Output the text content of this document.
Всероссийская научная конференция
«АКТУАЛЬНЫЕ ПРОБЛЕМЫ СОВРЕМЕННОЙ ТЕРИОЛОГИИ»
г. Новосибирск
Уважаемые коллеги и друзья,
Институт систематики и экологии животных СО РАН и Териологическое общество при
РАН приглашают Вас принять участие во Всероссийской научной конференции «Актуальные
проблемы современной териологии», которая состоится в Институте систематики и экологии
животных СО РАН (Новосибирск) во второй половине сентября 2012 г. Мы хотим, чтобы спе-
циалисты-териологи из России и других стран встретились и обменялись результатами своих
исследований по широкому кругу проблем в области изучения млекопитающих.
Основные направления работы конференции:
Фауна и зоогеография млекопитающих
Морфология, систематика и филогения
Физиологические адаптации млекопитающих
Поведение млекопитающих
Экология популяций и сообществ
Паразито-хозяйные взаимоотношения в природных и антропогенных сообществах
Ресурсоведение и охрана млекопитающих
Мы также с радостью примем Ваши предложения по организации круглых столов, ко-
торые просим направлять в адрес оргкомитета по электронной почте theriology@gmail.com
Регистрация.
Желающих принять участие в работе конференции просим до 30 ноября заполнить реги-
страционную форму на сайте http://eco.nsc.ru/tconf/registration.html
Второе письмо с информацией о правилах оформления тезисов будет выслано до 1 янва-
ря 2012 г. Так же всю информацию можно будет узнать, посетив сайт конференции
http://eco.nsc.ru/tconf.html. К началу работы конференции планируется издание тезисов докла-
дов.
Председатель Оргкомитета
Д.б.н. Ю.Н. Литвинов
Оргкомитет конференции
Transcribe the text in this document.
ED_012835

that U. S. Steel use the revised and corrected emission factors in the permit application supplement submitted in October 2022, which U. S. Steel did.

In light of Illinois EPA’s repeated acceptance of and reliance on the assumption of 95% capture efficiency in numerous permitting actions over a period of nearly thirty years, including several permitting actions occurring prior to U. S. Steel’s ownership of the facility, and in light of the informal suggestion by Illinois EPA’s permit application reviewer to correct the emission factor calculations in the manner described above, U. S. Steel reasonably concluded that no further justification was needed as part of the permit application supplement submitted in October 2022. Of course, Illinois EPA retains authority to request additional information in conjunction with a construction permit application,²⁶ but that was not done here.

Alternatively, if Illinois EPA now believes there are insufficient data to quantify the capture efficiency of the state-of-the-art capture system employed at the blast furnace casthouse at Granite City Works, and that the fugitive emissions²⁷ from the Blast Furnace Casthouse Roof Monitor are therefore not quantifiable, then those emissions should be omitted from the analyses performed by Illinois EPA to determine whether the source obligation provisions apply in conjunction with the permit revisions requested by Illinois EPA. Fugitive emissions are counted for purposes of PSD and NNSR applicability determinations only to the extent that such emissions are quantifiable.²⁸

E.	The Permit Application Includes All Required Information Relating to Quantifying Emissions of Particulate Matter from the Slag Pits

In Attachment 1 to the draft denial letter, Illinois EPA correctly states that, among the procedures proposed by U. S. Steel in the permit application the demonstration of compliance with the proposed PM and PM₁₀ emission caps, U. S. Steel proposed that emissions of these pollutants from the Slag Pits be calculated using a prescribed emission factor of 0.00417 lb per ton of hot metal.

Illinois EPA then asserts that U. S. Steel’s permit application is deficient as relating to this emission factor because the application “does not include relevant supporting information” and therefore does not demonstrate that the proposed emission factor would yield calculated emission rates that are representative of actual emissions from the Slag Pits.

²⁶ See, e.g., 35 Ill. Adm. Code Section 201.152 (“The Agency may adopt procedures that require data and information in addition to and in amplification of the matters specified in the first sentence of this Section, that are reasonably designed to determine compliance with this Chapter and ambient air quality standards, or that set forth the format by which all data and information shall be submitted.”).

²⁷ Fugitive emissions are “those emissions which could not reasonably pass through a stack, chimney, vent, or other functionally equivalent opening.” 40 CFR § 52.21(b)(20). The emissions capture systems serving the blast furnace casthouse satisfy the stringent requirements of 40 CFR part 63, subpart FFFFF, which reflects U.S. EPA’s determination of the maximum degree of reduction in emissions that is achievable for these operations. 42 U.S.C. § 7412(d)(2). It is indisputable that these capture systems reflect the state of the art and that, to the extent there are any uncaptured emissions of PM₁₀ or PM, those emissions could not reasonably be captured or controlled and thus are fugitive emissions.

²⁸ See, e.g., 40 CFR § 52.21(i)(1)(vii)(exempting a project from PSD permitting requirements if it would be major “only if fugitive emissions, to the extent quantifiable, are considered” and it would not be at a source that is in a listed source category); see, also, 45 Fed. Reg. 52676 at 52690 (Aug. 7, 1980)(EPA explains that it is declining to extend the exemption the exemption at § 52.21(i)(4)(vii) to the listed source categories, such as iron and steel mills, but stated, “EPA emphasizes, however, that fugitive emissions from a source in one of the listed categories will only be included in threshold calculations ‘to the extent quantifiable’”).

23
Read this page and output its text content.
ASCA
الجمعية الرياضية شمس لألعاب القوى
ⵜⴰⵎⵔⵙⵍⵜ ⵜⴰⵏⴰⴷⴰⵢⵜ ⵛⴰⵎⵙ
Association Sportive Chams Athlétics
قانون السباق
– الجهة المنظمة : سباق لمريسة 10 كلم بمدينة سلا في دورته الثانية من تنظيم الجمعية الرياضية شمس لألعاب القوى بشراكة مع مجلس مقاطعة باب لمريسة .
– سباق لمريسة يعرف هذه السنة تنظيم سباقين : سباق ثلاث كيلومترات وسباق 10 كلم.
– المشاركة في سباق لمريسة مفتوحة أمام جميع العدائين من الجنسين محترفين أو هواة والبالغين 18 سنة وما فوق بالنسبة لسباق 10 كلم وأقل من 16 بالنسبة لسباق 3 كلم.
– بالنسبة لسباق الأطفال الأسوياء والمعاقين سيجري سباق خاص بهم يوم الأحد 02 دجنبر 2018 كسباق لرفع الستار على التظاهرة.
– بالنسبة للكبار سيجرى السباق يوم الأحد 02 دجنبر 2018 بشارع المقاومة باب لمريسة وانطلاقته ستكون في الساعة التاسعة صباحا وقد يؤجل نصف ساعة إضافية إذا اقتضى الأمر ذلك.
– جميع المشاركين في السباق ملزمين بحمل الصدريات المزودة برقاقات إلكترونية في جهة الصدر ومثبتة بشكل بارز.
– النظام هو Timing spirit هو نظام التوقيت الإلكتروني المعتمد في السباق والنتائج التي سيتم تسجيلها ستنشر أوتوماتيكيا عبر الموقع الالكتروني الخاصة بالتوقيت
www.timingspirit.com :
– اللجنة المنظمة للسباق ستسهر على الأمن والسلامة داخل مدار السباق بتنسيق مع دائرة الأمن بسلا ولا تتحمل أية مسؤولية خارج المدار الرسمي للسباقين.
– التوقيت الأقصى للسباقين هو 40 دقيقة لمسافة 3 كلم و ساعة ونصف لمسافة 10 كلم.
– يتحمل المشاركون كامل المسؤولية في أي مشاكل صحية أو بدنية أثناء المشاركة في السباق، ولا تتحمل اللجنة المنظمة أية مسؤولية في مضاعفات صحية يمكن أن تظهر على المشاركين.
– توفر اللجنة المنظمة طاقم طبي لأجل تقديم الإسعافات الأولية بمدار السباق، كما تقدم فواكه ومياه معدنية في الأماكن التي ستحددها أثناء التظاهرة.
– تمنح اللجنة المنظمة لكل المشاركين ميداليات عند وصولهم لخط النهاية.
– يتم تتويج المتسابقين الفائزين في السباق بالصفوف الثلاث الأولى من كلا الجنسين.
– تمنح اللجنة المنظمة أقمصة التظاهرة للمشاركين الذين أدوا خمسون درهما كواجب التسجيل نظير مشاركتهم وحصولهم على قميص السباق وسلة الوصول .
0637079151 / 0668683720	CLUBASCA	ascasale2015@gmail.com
________________________
== What you need to do ==
Output the whole listing above again, word for word.

== Full output ==
Output the text content of this document.
Всероссийская научная конференция
«АКТУАЛЬНЫЕ ПРОБЛЕМЫ СОВРЕМЕННОЙ ТЕРИОЛОГИИ»
г. Новосибирск
Уважаемые коллеги и друзья,
Институт систематики и экологии животных СО РАН и Териологическое общество при
РАН приглашают Вас принять участие во Всероссийской научной конференции «Актуальные
проблемы современной териологии», которая состоится в Институте систематики и экологии
животных СО РАН (Новосибирск) во второй половине сентября 2012 г. Мы хотим, чтобы спе-
циалисты-териологи из России и других стран встретились и обменялись результатами своих
исследований по широкому кругу проблем в области изучения млекопитающих.
Основные направления работы конференции:
Фауна и зоогеография млекопитающих
Морфология, систематика и филогения
Физиологические адаптации млекопитающих
Поведение млекопитающих
Экология популяций и сообществ
Паразито-хозяйные взаимоотношения в природных и антропогенных сообществах
Ресурсоведение и охрана млекопитающих
Мы также с радостью примем Ваши предложения по организации круглых столов, ко-
торые просим направлять в адрес оргкомитета по электронной почте theriology@gmail.com
Регистрация.
Желающих принять участие в работе конференции просим до 30 ноября заполнить реги-
страционную форму на сайте http://eco.nsc.ru/tconf/registration.html
Второе письмо с информацией о правилах оформления тезисов будет выслано до 1 янва-
ря 2012 г. Так же всю информацию можно будет узнать, посетив сайт конференции
http://eco.nsc.ru/tconf.html. К началу работы конференции планируется издание тезисов докла-
дов.
Председатель Оргкомитета
Д.б.н. Ю.Н. Литвинов
Оргкомитет конференции
Transcribe the text in this document.
ED_012835

that U. S. Steel use the revised and corrected emission factors in the permit application supplement submitted in October 2022, which U. S. Steel did.

In light of Illinois EPA’s repeated acceptance of and reliance on the assumption of 95% capture efficiency in numerous permitting actions over a period of nearly thirty years, including several permitting actions occurring prior to U. S. Steel’s ownership of the facility, and in light of the informal suggestion by Illinois EPA’s permit application reviewer to correct the emission factor calculations in the manner described above, U. S. Steel reasonably concluded that no further justification was needed as part of the permit application supplement submitted in October 2022. Of course, Illinois EPA retains authority to request additional information in conjunction with a construction permit application,²⁶ but that was not done here.

Alternatively, if Illinois EPA now believes there are insufficient data to quantify the capture efficiency of the state-of-the-art capture system employed at the blast furnace casthouse at Granite City Works, and that the fugitive emissions²⁷ from the Blast Furnace Casthouse Roof Monitor are therefore not quantifiable, then those emissions should be omitted from the analyses performed by Illinois EPA to determine whether the source obligation provisions apply in conjunction with the permit revisions requested by Illinois EPA. Fugitive emissions are counted for purposes of PSD and NNSR applicability determinations only to the extent that such emissions are quantifiable.²⁸

E.	The Permit Application Includes All Required Information Relating to Quantifying Emissions of Particulate Matter from the Slag Pits

In Attachment 1 to the draft denial letter, Illinois EPA correctly states that, among the procedures proposed by U. S. Steel in the permit application the demonstration of compliance with the proposed PM and PM₁₀ emission caps, U. S. Steel proposed that emissions of these pollutants from the Slag Pits be calculated using a prescribed emission factor of 0.00417 lb per ton of hot metal.

Illinois EPA then asserts that U. S. Steel’s permit application is deficient as relating to this emission factor because the application “does not include relevant supporting information” and therefore does not demonstrate that the proposed emission factor would yield calculated emission rates that are representative of actual emissions from the Slag Pits.

²⁶ See, e.g., 35 Ill. Adm. Code Section 201.152 (“The Agency may adopt procedures that require data and information in addition to and in amplification of the matters specified in the first sentence of this Section, that are reasonably designed to determine compliance with this Chapter and ambient air quality standards, or that set forth the format by which all data and information shall be submitted.”).

²⁷ Fugitive emissions are “those emissions which could not reasonably pass through a stack, chimney, vent, or other functionally equivalent opening.” 40 CFR § 52.21(b)(20). The emissions capture systems serving the blast furnace casthouse satisfy the stringent requirements of 40 CFR part 63, subpart FFFFF, which reflects U.S. EPA’s determination of the maximum degree of reduction in emissions that is achievable for these operations. 42 U.S.C. § 7412(d)(2). It is indisputable that these capture systems reflect the state of the art and that, to the extent there are any uncaptured emissions of PM₁₀ or PM, those emissions could not reasonably be captured or controlled and thus are fugitive emissions.

²⁸ See, e.g., 40 CFR § 52.21(i)(1)(vii)(exempting a project from PSD permitting requirements if it would be major “only if fugitive emissions, to the extent quantifiable, are considered” and it would not be at a source that is in a listed source category); see, also, 45 Fed. Reg. 52676 at 52690 (Aug. 7, 1980)(EPA explains that it is declining to extend the exemption the exemption at § 52.21(i)(4)(vii) to the listed source categories, such as iron and steel mills, but stated, “EPA emphasizes, however, that fugitive emissions from a source in one of the listed categories will only be included in threshold calculations ‘to the extent quantifiable’”).

23
Read this page and output its text content.
ASCA
الجمعية الرياضية شمس لألعاب القوى
ⵜⴰⵎⵔⵙⵍⵜ ⵜⴰⵏⴰⴷⴰⵢⵜ ⵛⴰⵎⵙ
Association Sportive Chams Athlétics
قانون السباق
– الجهة المنظمة : سباق لمريسة 10 كلم بمدينة سلا في دورته الثانية من تنظيم الجمعية الرياضية شمس لألعاب القوى بشراكة مع مجلس مقاطعة باب لمريسة .
– سباق لمريسة يعرف هذه السنة تنظيم سباقين : سباق ثلاث كيلومترات وسباق 10 كلم.
– المشاركة في سباق لمريسة مفتوحة أمام جميع العدائين من الجنسين محترفين أو هواة والبالغين 18 سنة وما فوق بالنسبة لسباق 10 كلم وأقل من 16 بالنسبة لسباق 3 كلم.
– بالنسبة لسباق الأطفال الأسوياء والمعاقين سيجري سباق خاص بهم يوم الأحد 02 دجنبر 2018 كسباق لرفع الستار على التظاهرة.
– بالنسبة للكبار سيجرى السباق يوم الأحد 02 دجنبر 2018 بشارع المقاومة باب لمريسة وانطلاقته ستكون في الساعة التاسعة صباحا وقد يؤجل نصف ساعة إضافية إذا اقتضى الأمر ذلك.
– جميع المشاركين في السباق ملزمين بحمل الصدريات المزودة برقاقات إلكترونية في جهة الصدر ومثبتة بشكل بارز.
– النظام هو Timing spirit هو نظام التوقيت الإلكتروني المعتمد في السباق والنتائج التي سيتم تسجيلها ستنشر أوتوماتيكيا عبر الموقع الالكتروني الخاصة بالتوقيت
www.timingspirit.com :
– اللجنة المنظمة للسباق ستسهر على الأمن والسلامة داخل مدار السباق بتنسيق مع دائرة الأمن بسلا ولا تتحمل أية مسؤولية خارج المدار الرسمي للسباقين.
– التوقيت الأقصى للسباقين هو 40 دقيقة لمسافة 3 كلم و ساعة ونصف لمسافة 10 كلم.
– يتحمل المشاركون كامل المسؤولية في أي مشاكل صحية أو بدنية أثناء المشاركة في السباق، ولا تتحمل اللجنة المنظمة أية مسؤولية في مضاعفات صحية يمكن أن تظهر على المشاركين.
– توفر اللجنة المنظمة طاقم طبي لأجل تقديم الإسعافات الأولية بمدار السباق، كما تقدم فواكه ومياه معدنية في الأماكن التي ستحددها أثناء التظاهرة.
– تمنح اللجنة المنظمة لكل المشاركين ميداليات عند وصولهم لخط النهاية.
– يتم تتويج المتسابقين الفائزين في السباق بالصفوف الثلاث الأولى من كلا الجنسين.
– تمنح اللجنة المنظمة أقمصة التظاهرة للمشاركين الذين أدوا خمسون درهما كواجب التسجيل نظير مشاركتهم وحصولهم على قميص السباق وسلة الوصول .
0637079151 / 0668683720	CLUBASCA	ascasale2015@gmail.com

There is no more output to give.